**Your task:**
The required output is a single number: how many lines of the material contain the string "kenmerken".

** begin Provided records **

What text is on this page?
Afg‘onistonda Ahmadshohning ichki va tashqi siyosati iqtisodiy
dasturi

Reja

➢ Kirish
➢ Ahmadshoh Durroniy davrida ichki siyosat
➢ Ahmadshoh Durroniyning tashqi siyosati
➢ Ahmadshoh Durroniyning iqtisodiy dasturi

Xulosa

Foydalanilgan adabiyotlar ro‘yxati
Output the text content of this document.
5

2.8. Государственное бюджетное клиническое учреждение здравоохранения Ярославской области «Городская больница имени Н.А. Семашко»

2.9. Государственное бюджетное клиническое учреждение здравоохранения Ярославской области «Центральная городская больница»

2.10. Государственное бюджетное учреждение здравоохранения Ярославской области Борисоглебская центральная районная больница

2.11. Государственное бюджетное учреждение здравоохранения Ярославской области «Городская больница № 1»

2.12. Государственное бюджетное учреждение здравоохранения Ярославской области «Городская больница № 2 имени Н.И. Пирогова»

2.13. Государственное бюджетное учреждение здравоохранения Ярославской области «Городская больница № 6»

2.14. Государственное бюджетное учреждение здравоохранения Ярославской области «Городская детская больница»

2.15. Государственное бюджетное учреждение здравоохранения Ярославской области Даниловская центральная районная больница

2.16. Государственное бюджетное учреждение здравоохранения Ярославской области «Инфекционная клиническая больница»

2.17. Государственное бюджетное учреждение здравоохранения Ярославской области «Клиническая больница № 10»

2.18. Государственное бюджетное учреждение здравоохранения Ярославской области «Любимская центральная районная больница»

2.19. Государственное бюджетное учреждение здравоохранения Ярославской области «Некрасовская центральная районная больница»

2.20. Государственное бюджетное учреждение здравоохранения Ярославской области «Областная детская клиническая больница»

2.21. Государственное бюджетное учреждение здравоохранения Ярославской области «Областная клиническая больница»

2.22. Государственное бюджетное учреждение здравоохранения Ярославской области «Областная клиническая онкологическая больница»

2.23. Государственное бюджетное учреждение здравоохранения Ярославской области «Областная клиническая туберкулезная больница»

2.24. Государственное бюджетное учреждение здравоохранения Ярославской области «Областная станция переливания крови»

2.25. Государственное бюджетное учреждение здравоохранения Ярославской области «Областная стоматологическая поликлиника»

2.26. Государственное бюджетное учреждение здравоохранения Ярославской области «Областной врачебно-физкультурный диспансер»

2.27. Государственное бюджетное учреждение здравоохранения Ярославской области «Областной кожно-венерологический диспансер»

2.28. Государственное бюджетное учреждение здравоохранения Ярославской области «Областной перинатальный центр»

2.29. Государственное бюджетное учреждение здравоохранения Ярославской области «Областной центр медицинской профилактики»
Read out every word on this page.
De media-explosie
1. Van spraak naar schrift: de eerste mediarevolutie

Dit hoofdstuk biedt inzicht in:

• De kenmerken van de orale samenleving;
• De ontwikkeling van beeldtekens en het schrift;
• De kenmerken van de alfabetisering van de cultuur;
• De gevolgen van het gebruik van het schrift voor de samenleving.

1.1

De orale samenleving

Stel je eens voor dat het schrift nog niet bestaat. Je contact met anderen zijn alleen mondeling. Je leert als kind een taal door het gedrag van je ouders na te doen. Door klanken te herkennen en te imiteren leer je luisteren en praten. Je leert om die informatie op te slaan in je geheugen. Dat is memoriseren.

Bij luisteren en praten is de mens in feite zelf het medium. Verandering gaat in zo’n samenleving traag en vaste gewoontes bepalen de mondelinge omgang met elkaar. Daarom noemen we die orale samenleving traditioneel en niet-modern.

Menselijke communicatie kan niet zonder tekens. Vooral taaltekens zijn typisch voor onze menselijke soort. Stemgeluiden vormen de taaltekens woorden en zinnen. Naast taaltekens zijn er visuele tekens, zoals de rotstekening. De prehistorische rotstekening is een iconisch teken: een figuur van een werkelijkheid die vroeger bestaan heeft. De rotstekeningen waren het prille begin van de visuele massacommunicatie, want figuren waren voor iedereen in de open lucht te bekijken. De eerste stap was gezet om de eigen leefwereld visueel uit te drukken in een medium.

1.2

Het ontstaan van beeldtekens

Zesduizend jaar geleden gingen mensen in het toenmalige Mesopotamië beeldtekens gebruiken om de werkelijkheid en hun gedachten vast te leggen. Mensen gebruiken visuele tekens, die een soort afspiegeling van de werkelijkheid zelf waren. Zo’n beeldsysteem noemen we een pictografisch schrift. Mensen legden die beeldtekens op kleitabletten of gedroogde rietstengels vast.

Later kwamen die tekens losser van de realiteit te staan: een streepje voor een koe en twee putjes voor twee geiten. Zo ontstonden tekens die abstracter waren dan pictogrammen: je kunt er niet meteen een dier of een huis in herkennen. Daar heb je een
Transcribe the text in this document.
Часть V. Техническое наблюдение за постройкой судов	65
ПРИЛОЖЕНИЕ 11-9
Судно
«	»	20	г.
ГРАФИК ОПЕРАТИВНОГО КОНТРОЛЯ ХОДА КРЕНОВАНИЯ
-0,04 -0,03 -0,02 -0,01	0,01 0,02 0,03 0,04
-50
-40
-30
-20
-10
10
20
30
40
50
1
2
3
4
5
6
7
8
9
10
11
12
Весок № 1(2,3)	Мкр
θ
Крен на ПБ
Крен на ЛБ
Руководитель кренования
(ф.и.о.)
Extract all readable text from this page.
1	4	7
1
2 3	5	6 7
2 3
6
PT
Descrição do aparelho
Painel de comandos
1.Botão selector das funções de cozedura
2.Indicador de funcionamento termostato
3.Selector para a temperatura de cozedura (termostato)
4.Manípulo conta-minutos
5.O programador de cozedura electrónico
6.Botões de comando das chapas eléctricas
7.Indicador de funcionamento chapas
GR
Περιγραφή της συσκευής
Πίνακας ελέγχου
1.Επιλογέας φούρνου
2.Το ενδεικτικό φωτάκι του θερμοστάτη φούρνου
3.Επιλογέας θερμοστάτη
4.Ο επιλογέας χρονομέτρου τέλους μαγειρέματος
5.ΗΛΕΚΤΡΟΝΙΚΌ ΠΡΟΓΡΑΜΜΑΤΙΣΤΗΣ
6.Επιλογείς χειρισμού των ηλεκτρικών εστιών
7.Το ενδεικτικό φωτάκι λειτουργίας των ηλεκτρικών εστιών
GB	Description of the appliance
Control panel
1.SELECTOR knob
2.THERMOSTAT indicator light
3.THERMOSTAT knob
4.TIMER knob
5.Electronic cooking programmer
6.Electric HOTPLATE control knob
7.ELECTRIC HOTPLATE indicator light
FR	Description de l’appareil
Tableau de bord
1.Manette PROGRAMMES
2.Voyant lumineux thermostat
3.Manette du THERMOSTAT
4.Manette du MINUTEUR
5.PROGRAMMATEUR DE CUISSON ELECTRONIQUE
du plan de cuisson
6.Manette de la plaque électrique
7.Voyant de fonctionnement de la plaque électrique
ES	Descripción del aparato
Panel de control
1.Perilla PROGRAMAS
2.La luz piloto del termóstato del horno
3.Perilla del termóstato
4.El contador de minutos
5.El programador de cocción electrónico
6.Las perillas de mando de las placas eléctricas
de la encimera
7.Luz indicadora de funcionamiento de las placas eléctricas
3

** end Provided records **

**Written reply:**
2